• _Work to be completed_: Copy out every line of the records where the string "chloride" occurs.

• _Data in this exercise_:
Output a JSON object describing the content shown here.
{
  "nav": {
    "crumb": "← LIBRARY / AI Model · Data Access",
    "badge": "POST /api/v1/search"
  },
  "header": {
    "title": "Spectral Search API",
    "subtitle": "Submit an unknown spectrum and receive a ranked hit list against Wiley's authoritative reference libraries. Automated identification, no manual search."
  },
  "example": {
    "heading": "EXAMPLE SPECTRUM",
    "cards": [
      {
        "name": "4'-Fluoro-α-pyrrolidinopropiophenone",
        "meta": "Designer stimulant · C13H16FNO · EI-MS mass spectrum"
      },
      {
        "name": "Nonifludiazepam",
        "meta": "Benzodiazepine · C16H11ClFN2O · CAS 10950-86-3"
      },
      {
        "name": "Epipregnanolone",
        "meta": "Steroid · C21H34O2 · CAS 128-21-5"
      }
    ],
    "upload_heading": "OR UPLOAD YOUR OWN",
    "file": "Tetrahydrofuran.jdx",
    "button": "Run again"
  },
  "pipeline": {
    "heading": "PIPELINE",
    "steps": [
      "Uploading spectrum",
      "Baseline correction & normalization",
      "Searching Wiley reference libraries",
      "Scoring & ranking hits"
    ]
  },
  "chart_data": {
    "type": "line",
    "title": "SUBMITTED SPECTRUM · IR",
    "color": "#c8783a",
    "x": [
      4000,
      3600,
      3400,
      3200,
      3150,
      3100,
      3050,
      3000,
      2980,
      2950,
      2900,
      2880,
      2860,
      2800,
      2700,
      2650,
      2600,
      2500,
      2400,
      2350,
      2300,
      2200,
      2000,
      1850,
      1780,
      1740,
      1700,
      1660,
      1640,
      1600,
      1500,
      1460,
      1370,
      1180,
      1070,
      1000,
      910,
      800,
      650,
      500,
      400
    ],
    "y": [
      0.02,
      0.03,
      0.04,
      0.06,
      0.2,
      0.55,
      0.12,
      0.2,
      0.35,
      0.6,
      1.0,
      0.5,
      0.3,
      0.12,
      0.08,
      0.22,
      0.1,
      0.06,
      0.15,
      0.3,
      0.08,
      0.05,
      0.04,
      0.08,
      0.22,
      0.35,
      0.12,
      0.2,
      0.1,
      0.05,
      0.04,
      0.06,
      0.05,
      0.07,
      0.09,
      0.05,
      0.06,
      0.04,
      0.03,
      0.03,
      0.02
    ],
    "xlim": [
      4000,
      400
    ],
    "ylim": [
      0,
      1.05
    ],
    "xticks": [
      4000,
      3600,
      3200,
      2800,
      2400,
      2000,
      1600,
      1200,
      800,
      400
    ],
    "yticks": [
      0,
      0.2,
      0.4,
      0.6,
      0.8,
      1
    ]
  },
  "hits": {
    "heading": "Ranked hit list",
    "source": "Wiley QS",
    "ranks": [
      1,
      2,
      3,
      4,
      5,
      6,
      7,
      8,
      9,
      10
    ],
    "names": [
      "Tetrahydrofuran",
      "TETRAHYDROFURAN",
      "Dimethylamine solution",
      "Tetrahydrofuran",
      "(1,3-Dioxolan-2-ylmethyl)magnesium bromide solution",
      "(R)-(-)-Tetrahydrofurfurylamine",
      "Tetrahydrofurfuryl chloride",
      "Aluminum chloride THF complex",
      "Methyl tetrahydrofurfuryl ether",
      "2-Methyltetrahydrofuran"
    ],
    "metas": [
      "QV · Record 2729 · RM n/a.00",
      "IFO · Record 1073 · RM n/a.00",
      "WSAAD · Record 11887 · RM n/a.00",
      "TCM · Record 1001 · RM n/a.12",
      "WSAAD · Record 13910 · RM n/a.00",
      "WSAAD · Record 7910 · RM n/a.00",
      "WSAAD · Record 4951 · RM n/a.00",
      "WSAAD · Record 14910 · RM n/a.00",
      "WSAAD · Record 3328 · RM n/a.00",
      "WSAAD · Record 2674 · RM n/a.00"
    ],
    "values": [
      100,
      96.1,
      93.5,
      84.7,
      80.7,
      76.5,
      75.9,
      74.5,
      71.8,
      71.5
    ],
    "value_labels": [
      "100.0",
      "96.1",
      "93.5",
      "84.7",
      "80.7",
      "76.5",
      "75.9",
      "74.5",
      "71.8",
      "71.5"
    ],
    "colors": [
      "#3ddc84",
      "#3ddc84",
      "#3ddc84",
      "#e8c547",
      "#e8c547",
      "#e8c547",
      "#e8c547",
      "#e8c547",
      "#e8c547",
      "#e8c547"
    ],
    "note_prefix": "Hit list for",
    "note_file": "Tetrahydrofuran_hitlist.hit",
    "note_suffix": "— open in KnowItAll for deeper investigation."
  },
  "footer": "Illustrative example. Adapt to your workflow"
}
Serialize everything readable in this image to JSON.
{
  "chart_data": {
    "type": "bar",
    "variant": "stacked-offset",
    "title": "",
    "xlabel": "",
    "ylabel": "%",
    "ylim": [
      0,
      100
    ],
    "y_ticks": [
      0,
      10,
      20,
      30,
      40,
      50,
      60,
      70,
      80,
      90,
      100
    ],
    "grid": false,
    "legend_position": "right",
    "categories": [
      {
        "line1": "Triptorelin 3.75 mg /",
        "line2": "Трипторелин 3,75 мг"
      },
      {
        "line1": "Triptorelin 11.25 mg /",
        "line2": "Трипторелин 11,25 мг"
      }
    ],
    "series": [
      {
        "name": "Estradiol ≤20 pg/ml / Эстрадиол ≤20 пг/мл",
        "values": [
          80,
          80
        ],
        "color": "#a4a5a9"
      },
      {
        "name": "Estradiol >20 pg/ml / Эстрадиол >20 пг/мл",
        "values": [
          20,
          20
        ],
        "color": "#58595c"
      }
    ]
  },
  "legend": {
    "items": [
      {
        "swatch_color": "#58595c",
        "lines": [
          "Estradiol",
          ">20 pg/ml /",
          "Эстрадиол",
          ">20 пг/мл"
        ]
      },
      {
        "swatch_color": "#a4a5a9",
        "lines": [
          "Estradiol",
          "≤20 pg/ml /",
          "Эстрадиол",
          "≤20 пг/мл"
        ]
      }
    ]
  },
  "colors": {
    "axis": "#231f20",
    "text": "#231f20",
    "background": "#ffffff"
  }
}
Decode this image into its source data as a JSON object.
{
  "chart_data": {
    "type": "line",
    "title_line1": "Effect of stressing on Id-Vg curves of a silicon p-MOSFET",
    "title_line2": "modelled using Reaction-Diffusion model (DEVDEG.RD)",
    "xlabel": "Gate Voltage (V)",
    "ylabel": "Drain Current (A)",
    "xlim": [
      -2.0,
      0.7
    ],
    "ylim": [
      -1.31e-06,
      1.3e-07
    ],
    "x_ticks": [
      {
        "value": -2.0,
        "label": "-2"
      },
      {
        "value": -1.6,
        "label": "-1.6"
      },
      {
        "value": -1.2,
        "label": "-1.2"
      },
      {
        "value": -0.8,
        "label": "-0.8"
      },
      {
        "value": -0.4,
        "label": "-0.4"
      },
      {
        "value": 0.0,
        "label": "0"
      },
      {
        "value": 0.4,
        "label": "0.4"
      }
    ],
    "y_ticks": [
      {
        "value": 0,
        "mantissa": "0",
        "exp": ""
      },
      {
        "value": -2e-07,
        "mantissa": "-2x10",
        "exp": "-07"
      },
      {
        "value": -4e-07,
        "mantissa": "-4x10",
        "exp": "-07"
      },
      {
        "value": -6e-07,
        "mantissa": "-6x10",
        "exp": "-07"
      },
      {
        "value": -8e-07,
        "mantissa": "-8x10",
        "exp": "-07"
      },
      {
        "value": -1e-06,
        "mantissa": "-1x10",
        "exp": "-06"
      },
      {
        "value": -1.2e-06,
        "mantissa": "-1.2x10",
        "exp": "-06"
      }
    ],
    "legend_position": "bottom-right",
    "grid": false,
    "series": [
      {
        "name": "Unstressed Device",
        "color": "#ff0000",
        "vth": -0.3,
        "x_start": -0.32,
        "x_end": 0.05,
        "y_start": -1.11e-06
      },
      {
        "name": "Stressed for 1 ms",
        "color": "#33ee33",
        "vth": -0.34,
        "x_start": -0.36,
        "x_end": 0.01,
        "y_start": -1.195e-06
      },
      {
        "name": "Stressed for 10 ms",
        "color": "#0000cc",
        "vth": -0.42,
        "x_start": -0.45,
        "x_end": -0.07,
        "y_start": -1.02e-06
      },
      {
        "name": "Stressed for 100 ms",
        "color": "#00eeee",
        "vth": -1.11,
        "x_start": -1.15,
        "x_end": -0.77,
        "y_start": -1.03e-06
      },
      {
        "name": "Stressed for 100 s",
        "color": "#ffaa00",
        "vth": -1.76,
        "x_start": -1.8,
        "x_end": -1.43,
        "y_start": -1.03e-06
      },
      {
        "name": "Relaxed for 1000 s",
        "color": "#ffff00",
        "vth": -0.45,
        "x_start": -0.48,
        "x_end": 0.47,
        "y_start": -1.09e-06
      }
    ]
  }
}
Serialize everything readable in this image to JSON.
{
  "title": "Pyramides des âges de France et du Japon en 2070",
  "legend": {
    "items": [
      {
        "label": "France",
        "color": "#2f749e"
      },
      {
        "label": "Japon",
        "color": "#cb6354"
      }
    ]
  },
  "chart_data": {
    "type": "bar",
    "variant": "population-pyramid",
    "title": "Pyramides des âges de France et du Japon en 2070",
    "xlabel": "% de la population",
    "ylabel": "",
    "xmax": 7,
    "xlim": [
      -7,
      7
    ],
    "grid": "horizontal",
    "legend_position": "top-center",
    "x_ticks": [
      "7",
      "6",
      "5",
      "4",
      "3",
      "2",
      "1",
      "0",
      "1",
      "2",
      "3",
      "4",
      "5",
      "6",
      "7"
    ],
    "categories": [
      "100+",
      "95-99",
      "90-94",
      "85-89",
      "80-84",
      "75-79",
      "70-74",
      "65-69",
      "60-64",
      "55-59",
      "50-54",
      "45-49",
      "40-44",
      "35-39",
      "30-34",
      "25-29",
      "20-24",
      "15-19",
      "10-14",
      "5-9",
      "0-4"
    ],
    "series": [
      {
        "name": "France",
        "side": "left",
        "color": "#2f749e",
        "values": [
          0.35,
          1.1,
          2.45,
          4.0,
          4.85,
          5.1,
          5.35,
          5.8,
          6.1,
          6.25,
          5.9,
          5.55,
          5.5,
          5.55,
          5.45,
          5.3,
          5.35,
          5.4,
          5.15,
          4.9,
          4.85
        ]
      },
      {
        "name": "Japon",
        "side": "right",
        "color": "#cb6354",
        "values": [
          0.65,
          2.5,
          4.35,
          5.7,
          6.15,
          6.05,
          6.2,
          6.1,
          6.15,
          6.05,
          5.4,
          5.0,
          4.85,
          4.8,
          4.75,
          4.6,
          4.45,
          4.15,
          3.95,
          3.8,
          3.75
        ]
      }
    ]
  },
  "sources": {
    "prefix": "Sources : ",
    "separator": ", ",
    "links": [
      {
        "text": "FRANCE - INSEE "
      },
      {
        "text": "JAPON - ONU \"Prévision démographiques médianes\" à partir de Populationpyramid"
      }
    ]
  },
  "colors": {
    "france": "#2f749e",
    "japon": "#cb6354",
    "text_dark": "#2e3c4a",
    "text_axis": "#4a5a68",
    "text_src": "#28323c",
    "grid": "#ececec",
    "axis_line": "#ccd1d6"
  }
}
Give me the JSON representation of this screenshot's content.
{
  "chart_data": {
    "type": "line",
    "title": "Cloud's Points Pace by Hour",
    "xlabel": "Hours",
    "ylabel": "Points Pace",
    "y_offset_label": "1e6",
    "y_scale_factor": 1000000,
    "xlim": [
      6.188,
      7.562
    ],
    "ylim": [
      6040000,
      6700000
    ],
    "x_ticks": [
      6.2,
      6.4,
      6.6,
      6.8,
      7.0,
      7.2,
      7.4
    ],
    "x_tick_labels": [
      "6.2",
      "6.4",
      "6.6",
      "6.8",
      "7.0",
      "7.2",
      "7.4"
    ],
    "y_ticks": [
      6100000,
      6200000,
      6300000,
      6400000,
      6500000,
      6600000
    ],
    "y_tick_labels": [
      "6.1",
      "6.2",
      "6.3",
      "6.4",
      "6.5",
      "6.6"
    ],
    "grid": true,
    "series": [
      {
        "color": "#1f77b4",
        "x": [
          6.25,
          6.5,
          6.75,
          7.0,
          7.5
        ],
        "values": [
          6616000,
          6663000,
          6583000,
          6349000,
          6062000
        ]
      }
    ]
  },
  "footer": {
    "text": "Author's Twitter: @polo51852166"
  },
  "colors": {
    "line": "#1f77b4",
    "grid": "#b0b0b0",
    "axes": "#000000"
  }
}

• _Exercise result_:
      "Tetrahydrofurfuryl chloride",
      "Aluminum chloride THF complex",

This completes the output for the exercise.